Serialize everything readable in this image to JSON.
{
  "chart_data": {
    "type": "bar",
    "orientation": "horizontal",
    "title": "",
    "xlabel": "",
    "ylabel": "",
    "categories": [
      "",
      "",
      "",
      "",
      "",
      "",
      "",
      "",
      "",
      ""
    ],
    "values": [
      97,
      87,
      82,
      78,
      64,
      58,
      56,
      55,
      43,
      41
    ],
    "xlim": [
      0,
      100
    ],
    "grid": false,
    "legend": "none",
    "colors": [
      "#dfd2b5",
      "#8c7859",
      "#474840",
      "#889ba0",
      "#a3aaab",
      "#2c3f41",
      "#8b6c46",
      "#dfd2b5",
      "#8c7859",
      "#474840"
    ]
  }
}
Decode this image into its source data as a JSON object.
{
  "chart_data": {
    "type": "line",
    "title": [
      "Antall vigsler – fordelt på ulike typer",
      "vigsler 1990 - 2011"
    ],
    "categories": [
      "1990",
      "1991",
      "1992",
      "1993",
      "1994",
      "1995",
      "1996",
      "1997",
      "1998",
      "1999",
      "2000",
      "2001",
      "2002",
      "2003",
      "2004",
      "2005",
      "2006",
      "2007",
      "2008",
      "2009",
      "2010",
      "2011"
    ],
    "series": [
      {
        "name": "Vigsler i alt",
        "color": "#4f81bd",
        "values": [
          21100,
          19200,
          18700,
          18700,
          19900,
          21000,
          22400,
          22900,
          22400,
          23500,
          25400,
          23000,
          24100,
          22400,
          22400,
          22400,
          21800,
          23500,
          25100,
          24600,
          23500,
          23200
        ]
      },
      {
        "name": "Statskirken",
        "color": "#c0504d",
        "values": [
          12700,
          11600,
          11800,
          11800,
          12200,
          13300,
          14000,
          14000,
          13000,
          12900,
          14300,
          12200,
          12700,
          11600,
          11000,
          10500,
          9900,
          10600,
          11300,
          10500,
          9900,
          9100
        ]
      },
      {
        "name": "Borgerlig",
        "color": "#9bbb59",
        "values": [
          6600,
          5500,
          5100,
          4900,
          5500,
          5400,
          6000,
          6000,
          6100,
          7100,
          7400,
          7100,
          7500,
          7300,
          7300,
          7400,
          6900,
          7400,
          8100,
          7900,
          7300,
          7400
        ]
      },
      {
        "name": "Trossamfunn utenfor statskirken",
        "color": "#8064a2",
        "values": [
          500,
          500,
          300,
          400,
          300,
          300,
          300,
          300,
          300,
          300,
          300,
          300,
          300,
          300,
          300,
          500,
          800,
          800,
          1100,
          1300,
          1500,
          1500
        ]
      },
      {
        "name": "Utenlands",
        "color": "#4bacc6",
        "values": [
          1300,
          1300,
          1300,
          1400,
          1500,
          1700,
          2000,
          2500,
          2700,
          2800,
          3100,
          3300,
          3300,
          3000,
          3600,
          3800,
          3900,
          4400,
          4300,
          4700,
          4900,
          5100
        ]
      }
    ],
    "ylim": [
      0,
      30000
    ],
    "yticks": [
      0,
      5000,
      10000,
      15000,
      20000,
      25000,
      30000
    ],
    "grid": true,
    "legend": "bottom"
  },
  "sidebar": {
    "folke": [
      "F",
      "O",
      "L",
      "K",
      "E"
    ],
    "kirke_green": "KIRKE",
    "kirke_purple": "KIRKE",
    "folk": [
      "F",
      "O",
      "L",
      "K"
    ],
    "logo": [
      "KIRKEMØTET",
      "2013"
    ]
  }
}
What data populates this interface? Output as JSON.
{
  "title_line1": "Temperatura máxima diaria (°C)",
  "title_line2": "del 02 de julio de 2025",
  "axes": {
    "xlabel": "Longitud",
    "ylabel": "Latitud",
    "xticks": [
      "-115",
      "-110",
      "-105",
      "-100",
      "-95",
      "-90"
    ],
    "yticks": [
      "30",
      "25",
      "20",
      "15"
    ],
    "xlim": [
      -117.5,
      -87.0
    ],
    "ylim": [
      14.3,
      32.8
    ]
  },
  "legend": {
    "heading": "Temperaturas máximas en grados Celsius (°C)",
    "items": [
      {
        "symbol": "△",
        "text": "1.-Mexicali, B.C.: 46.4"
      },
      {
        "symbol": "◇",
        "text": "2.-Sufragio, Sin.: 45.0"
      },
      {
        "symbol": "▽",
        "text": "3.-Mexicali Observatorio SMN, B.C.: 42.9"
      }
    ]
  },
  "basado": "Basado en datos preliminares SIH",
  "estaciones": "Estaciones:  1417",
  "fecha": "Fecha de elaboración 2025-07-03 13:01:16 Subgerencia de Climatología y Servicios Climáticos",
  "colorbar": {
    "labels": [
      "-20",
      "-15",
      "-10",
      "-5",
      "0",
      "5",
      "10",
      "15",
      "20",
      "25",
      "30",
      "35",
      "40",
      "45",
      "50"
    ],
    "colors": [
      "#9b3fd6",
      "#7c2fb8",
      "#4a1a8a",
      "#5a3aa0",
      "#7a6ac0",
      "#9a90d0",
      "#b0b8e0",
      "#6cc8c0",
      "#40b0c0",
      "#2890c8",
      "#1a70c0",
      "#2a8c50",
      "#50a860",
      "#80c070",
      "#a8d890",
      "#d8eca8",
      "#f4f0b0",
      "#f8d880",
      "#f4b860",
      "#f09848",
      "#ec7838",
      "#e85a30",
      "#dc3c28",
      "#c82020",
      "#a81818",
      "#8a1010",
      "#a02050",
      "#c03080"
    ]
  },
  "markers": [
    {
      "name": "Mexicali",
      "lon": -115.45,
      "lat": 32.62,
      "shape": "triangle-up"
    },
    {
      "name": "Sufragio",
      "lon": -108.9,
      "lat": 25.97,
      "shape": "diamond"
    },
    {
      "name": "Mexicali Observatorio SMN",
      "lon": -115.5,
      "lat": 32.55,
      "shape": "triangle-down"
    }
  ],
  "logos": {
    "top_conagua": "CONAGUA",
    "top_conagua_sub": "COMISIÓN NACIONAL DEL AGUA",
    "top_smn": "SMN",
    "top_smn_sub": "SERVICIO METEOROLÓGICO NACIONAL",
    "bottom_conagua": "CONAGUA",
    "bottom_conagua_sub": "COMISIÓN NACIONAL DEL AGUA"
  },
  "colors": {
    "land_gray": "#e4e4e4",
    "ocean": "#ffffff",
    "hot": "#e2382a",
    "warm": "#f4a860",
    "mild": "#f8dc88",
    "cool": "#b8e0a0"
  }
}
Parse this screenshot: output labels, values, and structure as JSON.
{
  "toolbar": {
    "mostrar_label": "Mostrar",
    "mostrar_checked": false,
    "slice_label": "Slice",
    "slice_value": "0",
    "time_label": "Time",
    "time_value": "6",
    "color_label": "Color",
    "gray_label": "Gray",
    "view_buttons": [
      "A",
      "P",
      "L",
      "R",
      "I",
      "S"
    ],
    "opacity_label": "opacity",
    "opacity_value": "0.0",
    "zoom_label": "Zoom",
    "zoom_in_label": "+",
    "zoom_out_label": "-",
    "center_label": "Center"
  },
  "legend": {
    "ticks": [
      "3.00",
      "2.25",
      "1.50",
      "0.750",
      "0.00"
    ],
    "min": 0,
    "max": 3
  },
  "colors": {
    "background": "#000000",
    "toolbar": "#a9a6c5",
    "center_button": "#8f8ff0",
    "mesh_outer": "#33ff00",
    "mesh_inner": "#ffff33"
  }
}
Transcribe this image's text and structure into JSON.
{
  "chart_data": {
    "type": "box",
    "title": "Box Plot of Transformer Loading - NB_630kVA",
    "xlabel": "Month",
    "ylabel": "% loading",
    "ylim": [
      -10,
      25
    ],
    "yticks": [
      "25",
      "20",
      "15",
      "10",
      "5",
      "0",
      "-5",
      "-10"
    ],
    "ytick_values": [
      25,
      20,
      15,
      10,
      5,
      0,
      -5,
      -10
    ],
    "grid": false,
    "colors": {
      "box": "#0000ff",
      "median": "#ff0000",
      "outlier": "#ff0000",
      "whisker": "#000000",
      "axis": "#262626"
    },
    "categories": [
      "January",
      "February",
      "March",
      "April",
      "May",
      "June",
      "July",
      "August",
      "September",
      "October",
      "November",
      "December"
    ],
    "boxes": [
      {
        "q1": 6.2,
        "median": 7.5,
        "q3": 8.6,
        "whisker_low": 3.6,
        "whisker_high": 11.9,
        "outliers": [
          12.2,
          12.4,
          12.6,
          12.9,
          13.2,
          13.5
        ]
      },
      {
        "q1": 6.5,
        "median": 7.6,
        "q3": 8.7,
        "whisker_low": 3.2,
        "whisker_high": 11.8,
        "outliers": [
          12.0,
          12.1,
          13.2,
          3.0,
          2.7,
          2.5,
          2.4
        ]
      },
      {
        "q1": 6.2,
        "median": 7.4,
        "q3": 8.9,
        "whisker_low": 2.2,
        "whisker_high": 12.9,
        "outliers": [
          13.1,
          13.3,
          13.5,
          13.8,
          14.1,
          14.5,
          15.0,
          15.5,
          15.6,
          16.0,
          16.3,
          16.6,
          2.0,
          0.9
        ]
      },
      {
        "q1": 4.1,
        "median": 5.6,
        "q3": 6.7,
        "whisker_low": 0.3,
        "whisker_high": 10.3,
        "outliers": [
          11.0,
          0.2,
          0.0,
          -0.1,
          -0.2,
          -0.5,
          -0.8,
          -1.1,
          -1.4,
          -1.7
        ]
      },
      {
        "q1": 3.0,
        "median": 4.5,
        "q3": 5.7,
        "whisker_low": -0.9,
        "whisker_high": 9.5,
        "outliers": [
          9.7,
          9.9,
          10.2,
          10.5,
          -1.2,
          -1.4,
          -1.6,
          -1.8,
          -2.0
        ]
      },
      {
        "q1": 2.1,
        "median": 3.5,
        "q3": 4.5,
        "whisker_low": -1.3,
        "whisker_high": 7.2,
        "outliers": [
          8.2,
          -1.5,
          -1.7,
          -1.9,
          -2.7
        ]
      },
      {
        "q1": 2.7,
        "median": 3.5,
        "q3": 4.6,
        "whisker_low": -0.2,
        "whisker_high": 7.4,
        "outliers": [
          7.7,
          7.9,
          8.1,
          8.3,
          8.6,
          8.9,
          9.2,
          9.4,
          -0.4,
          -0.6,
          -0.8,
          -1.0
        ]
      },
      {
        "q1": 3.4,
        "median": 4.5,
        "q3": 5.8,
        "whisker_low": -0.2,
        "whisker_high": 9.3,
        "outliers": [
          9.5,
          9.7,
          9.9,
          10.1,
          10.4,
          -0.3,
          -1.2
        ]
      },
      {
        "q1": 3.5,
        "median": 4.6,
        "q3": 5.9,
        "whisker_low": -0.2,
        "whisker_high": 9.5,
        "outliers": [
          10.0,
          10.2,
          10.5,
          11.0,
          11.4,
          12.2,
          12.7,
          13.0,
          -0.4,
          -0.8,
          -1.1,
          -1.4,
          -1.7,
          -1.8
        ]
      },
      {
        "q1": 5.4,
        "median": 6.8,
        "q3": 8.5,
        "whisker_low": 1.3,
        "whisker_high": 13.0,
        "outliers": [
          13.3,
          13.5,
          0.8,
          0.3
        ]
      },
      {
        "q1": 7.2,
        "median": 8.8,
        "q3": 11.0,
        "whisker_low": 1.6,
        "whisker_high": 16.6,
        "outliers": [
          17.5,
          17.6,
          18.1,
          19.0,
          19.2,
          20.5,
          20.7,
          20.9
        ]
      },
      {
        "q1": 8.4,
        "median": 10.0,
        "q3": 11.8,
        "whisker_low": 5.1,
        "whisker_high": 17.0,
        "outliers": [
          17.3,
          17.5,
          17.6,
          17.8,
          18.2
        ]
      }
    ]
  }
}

## Instructions to follow
Count every line of the records that holds "triangle". State the number, nothing else.

## Result of this exercise
2